-------- AUSGANGSDOKUMENT --------
Wenn dagegen in einem europäischen Betrieb Neuerungen anstünden, würde meist zuerst das «Warum» im Vordergrund stehen. Brinken mag diese Haltung nicht. «Tradition ist glimmende Asche.» Firmen müsse man ständig revitalisieren, sonst sterben sie oder es müssen irgendwann schmerzhafte Entscheide gefällt werden. Diese Erfahrung kennt er nur zu gut, und er werde sie auch als neuer Chef von StarragHeckert machen müssen, weiss er schon heute. Die beiden Produktionsstandorte in der Schweiz und in Deutschland werden in Zukunft vom Einkauf über die Produkteentwicklung bis hin zum Verkauf noch enger zusammenarbeiten müssen. Darüber hinaus strebt Brinken auch einen Kulturwandel an. Die Zusammenführung der beiden traditionellen Werkzeugmaschinenbauer Starrag in Rorschacherberg und Heckert im deutschen Chemnitz im Jahr 1998 sei eine gute Idee gewesen und ein Meilenstein für die Unternehmensentwicklung anzusehen.

In Zukunft werde es nun vor allem darum gehen, die beiden Betriebe zu einem schlagkräftigen Unternehmen zu verschmelzen. Ein Vorhaben, das der neue Chef rasch an die Hand nehmen will. Als Vorteil gereichen dürfte ihm dabei sicherlich, dass der gebürtige Deutsche, der seit 25 Jahren in der Schweiz lebt, inzwischen sowohl mit der deutschen als auch mit der schweizerischen Mentalität bestens vertraut ist.
-------- BEREITGESTELLTES MATERIAL --------
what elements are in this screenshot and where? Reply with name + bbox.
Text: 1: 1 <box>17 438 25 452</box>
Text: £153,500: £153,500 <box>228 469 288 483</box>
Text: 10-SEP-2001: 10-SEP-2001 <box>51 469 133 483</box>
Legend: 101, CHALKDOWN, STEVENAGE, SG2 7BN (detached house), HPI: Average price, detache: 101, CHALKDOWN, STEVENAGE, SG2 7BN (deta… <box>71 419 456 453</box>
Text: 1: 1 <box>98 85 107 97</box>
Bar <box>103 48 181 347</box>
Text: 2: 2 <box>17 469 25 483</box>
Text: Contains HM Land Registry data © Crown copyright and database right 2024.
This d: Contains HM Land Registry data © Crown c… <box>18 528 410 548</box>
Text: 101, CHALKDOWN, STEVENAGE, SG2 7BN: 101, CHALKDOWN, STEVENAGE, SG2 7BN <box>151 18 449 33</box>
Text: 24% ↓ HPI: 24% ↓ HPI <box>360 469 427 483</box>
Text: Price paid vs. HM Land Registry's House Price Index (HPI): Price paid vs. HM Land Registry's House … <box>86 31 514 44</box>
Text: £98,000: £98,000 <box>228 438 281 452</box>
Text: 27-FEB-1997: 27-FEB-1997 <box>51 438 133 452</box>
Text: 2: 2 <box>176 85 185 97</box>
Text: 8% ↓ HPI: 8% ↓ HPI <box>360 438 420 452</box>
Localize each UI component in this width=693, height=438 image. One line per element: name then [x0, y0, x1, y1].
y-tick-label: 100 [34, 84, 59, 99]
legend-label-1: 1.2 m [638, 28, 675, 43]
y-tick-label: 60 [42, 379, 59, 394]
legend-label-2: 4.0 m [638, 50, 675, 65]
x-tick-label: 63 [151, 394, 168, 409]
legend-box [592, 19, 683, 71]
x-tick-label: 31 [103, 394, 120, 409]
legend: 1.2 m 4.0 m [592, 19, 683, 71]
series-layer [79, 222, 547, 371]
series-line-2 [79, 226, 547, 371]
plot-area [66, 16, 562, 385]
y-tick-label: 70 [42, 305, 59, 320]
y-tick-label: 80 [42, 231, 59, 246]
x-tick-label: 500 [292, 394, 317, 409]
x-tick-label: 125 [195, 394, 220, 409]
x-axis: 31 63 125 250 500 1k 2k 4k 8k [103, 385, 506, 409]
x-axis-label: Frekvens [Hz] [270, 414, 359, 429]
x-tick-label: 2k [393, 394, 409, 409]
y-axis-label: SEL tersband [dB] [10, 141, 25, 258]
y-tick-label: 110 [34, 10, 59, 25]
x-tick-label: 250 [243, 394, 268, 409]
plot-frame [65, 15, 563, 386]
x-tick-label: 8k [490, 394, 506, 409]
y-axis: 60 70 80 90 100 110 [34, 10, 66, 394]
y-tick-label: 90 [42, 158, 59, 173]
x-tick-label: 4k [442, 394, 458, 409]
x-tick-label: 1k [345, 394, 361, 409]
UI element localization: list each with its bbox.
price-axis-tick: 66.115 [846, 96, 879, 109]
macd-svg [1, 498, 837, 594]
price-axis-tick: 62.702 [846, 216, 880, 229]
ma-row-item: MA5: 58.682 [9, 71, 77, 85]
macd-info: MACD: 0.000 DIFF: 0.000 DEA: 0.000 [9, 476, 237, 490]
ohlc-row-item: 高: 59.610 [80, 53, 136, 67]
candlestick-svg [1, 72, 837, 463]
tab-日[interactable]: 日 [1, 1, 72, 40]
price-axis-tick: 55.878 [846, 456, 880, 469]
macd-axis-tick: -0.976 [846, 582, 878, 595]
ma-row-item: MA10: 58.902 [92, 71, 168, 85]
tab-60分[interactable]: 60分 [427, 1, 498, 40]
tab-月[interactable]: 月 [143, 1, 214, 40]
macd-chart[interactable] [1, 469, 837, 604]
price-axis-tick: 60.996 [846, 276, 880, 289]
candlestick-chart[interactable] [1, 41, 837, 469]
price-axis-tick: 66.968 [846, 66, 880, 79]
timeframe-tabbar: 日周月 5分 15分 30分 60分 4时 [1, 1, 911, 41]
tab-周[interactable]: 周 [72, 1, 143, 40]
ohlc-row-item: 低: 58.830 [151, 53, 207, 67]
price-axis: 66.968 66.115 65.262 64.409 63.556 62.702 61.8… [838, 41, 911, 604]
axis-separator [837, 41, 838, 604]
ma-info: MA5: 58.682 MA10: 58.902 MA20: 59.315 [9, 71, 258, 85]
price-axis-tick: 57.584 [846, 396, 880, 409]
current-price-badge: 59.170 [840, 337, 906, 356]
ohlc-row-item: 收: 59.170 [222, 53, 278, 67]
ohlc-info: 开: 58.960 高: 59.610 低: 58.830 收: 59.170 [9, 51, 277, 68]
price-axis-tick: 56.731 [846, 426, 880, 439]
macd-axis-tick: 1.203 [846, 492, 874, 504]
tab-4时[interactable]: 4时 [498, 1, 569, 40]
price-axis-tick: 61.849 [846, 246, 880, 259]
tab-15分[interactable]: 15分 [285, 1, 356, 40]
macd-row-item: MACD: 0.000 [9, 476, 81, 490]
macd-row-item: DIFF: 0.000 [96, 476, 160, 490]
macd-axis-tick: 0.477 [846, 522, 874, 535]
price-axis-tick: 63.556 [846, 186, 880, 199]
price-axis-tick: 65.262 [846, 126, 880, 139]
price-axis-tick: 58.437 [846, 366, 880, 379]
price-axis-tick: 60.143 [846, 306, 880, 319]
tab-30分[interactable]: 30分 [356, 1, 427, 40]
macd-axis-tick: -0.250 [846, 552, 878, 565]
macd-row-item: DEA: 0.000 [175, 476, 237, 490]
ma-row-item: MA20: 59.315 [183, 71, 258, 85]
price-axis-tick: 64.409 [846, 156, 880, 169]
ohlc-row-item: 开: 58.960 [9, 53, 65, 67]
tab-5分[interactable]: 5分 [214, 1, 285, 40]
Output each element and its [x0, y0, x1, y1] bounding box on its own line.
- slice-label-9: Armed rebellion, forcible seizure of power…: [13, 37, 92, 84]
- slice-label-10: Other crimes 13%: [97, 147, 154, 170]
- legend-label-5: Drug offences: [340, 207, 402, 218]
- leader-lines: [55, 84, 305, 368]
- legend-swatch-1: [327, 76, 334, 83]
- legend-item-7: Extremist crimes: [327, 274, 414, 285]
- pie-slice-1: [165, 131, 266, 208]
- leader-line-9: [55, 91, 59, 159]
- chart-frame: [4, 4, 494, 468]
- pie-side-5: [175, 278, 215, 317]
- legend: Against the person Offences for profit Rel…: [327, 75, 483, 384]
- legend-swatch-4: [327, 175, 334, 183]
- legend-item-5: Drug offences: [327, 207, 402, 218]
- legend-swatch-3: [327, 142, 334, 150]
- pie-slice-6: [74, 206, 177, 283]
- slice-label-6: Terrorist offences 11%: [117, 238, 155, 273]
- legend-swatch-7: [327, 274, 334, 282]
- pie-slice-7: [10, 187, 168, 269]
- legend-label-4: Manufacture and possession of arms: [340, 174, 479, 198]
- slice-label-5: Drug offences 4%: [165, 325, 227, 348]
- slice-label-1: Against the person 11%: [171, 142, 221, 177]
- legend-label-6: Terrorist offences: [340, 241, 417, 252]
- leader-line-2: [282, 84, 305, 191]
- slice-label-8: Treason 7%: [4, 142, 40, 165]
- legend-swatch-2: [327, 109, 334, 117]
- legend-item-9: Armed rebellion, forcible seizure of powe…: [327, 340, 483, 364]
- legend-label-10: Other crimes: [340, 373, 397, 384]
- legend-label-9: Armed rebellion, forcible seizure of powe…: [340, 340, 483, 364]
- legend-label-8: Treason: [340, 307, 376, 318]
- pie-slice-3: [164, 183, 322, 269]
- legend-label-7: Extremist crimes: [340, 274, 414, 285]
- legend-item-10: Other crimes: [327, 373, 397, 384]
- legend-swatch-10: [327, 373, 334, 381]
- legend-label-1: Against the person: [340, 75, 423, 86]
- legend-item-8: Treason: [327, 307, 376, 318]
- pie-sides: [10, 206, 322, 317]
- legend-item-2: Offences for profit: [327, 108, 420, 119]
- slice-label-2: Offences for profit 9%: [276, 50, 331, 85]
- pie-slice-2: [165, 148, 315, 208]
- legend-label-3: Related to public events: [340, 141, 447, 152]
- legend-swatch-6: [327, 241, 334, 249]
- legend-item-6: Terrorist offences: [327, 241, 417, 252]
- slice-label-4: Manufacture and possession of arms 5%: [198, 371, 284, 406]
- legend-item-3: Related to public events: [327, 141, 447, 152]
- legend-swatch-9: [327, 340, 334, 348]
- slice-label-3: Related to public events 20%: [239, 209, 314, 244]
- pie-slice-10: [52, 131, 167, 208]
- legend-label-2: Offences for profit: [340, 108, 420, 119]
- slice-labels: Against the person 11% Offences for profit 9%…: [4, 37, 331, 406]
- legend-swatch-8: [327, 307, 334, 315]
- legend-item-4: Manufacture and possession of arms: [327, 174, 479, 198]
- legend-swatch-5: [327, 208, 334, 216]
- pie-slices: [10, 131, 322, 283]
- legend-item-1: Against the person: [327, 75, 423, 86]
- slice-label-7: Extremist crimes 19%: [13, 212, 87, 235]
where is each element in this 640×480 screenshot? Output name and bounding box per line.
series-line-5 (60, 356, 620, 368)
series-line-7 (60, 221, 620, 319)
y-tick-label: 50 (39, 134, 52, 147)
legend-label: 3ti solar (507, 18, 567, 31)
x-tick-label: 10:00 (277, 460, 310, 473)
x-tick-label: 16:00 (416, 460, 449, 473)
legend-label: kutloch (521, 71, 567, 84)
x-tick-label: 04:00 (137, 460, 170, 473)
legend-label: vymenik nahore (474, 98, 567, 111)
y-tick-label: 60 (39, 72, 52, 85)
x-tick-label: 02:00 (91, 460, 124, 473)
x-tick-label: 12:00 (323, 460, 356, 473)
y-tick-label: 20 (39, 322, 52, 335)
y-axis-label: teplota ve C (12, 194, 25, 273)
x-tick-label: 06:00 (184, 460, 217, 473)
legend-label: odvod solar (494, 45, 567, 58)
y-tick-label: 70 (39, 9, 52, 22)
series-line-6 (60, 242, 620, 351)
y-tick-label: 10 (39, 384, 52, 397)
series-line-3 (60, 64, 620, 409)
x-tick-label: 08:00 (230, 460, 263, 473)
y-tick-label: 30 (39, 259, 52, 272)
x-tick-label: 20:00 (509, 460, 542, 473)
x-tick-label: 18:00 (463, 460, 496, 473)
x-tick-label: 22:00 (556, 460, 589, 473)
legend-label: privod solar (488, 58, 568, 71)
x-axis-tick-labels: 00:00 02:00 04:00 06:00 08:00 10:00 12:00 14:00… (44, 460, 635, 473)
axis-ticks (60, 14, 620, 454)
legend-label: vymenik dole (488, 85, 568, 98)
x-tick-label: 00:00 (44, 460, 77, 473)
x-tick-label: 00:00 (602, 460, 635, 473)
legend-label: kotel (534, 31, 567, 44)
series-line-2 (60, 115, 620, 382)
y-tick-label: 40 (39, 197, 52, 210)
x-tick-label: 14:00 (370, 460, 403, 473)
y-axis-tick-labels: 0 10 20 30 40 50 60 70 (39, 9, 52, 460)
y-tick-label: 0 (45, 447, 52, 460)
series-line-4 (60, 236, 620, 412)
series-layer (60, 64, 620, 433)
--------
Schreiben Sie aus dem Text über StarragHeckert die Stelle von „In Zukunft werde“ bis „bestens vertraut ist.“ wortgetreu ab.

In Zukunft werde es nun vor allem darum gehen, die beiden Betriebe zu einem schlagkräftigen Unternehmen zu verschmelzen. Ein Vorhaben, das der neue Chef rasch an die Hand nehmen will. Als Vorteil gereichen dürfte ihm dabei sicherlich, dass der gebürtige Deutsche, der seit 25 Jahren in der Schweiz lebt, inzwischen sowohl mit der deutschen als auch mit der schweizerischen Mentalität bestens vertraut ist.